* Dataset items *
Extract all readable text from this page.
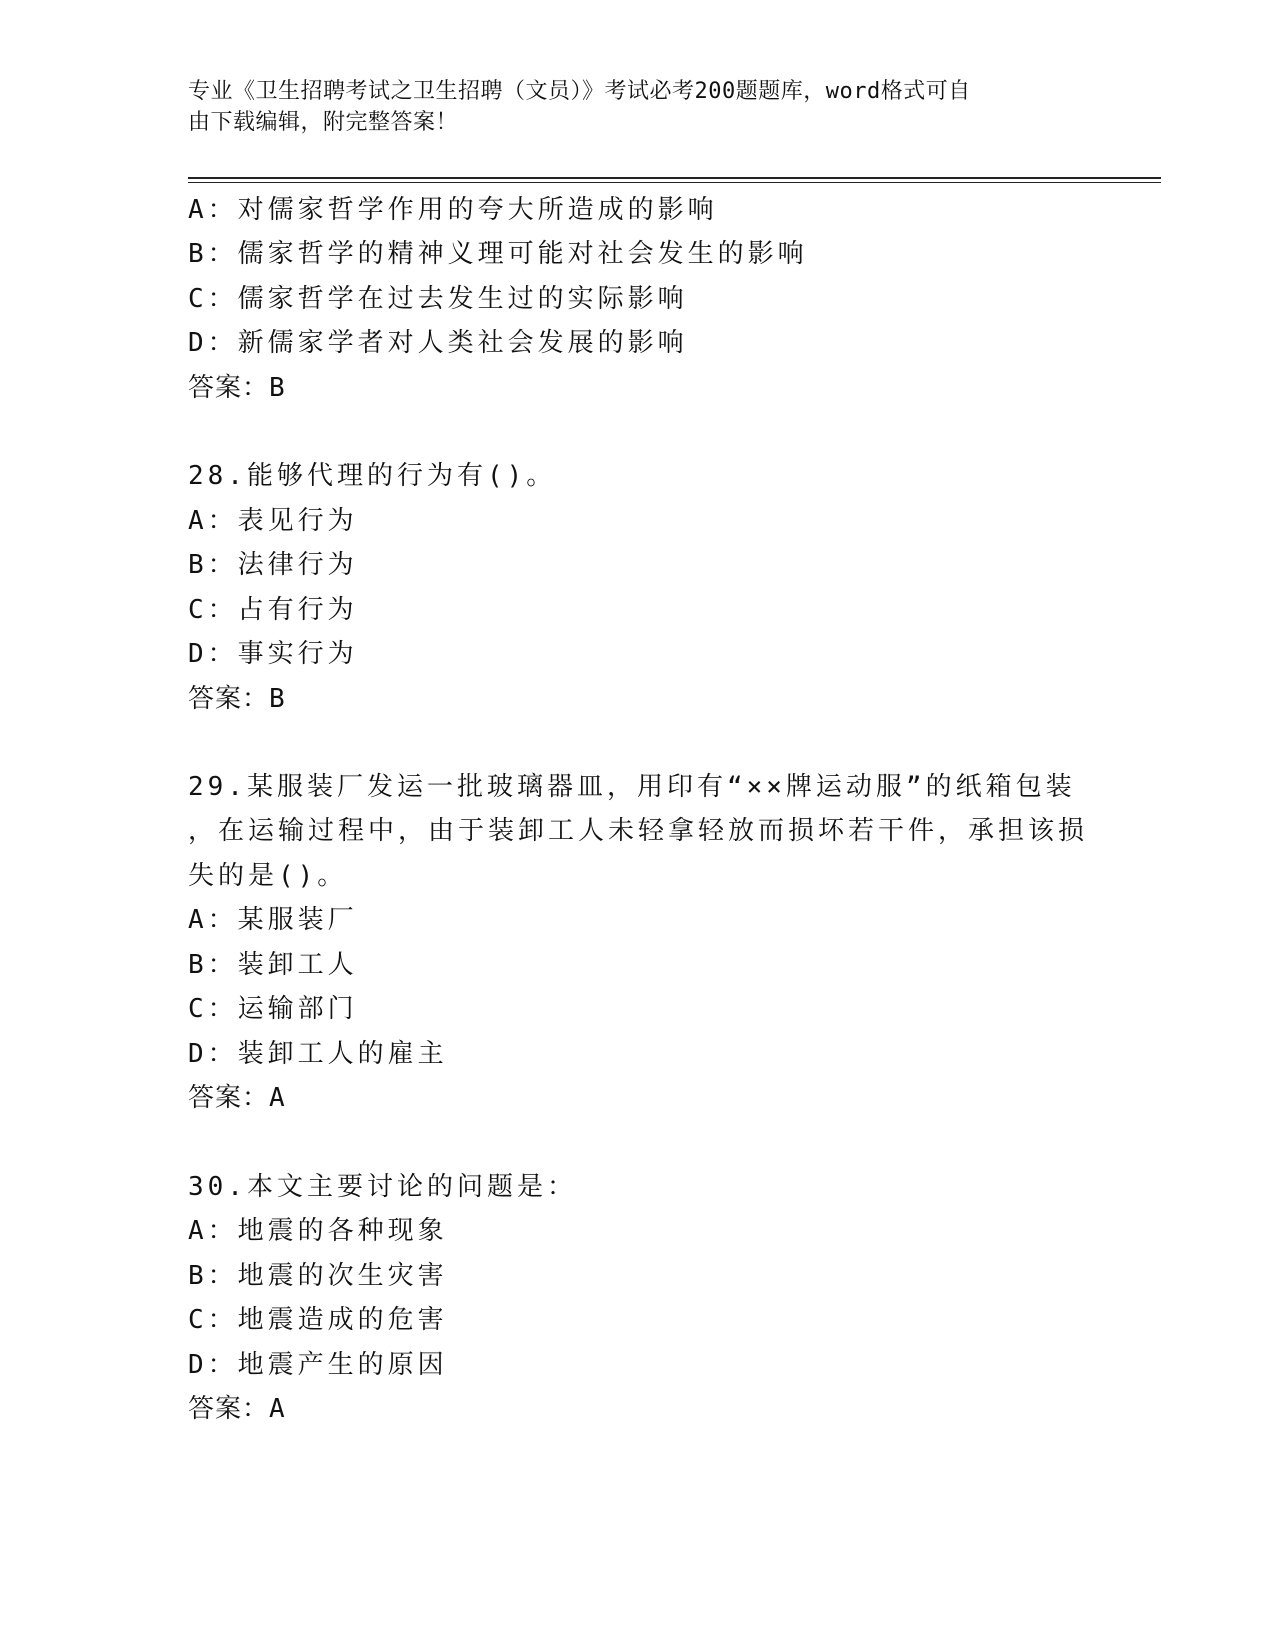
专业《卫生招聘考试之卫生招聘（文员）》考试必考200题题库，word格式可自
由下载编辑，附完整答案！
A：对儒家哲学作用的夸大所造成的影响
B：儒家哲学的精神义理可能对社会发生的影响
C：儒家哲学在过去发生过的实际影响
D：新儒家学者对人类社会发展的影响
答案：B
28.能够代理的行为有()。
A：表见行为
B：法律行为
C：占有行为
D：事实行为
答案：B
29.某服装厂发运一批玻璃器皿，用印有“××牌运动服”的纸箱包装
，在运输过程中，由于装卸工人未轻拿轻放而损坏若干件，承担该损
失的是()。
A：某服装厂
B：装卸工人
C：运输部门
D：装卸工人的雇主
答案：A
30.本文主要讨论的问题是：
A：地震的各种现象
B：地震的次生灾害
C：地震造成的危害
D：地震产生的原因
答案：A
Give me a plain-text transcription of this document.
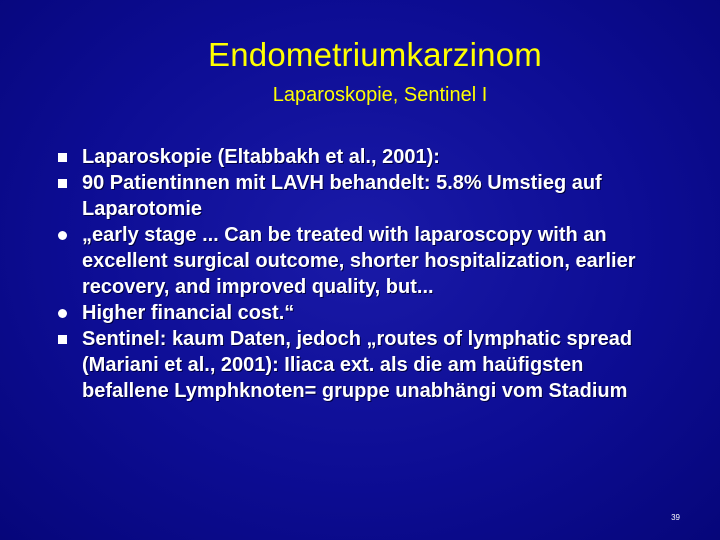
Endometriumkarzinom
Laparoskopie, Sentinel I
Laparoskopie (Eltabbakh et al., 2001):
90 Patientinnen mit LAVH behandelt: 5.8% Umstieg auf Laparotomie
„early stage ... Can be treated with laparoscopy with an excellent surgical outcome, shorter hospitalization, earlier recovery, and improved quality, but...
Higher financial cost.“
Sentinel: kaum Daten, jedoch „routes of lymphatic spread (Mariani et al., 2001): Iliaca ext. als die am haüfigsten befallene Lymphknoten= gruppe unabhängi vom Stadium
39
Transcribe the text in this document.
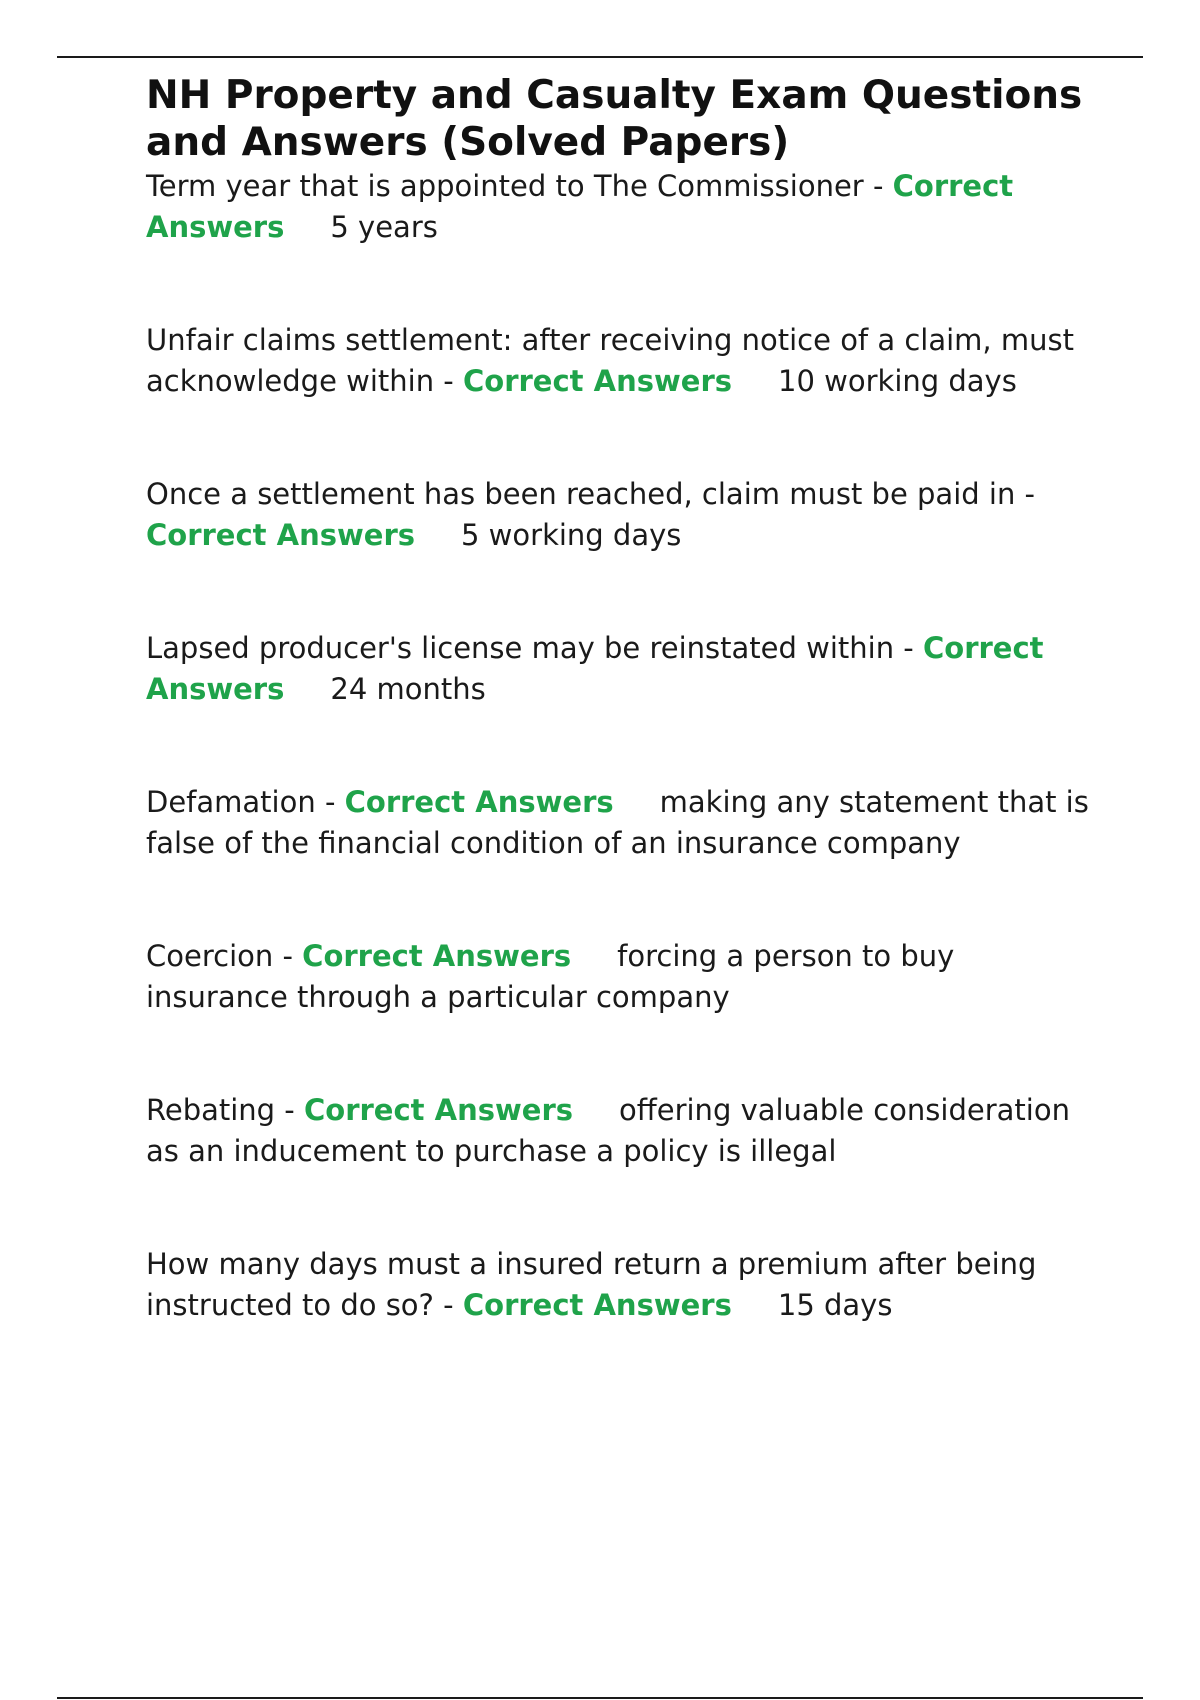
NH Property and Casualty Exam Questions and Answers (Solved Papers)

Term year that is appointed to The Commissioner - Correct Answers 5 years

Unfair claims settlement: after receiving notice of a claim, must acknowledge within - Correct Answers 10 working days

Once a settlement has been reached, claim must be paid in - Correct Answers 5 working days

Lapsed producer's license may be reinstated within - Correct Answers 24 months

Defamation - Correct Answers making any statement that is false of the financial condition of an insurance company

Coercion - Correct Answers forcing a person to buy insurance through a particular company

Rebating - Correct Answers offering valuable consideration as an inducement to purchase a policy is illegal

How many days must a insured return a premium after being instructed to do so? - Correct Answers 15 days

* Directions *
Write out each line again precisely as it appears, skipping every picture.

* The result *
Extract all readable text from this page.
专业《卫生招聘考试之卫生招聘（文员）》考试必考200题题库，word格式可自
由下载编辑，附完整答案！
A：对儒家哲学作用的夸大所造成的影响
B：儒家哲学的精神义理可能对社会发生的影响
C：儒家哲学在过去发生过的实际影响
D：新儒家学者对人类社会发展的影响
答案：B
28.能够代理的行为有()。
A：表见行为
B：法律行为
C：占有行为
D：事实行为
答案：B
29.某服装厂发运一批玻璃器皿，用印有“××牌运动服”的纸箱包装
，在运输过程中，由于装卸工人未轻拿轻放而损坏若干件，承担该损
失的是()。
A：某服装厂
B：装卸工人
C：运输部门
D：装卸工人的雇主
答案：A
30.本文主要讨论的问题是：
A：地震的各种现象
B：地震的次生灾害
C：地震造成的危害
D：地震产生的原因
答案：A
Give me a plain-text transcription of this document.
Endometriumkarzinom
Laparoskopie, Sentinel I
Laparoskopie (Eltabbakh et al., 2001):
90 Patientinnen mit LAVH behandelt: 5.8% Umstieg auf Laparotomie
„early stage ... Can be treated with laparoscopy with an excellent surgical outcome, shorter hospitalization, earlier recovery, and improved quality, but...
Higher financial cost.“
Sentinel: kaum Daten, jedoch „routes of lymphatic spread (Mariani et al., 2001): Iliaca ext. als die am haüfigsten befallene Lymphknoten= gruppe unabhängi vom Stadium
39
Transcribe the text in this document.
NH Property and Casualty Exam Questions and Answers (Solved Papers)

Term year that is appointed to The Commissioner - Correct Answers 5 years

Unfair claims settlement: after receiving notice of a claim, must acknowledge within - Correct Answers 10 working days

Once a settlement has been reached, claim must be paid in - Correct Answers 5 working days

Lapsed producer's license may be reinstated within - Correct Answers 24 months

Defamation - Correct Answers making any statement that is false of the financial condition of an insurance company

Coercion - Correct Answers forcing a person to buy insurance through a particular company

Rebating - Correct Answers offering valuable consideration as an inducement to purchase a policy is illegal

How many days must a insured return a premium after being instructed to do so? - Correct Answers 15 days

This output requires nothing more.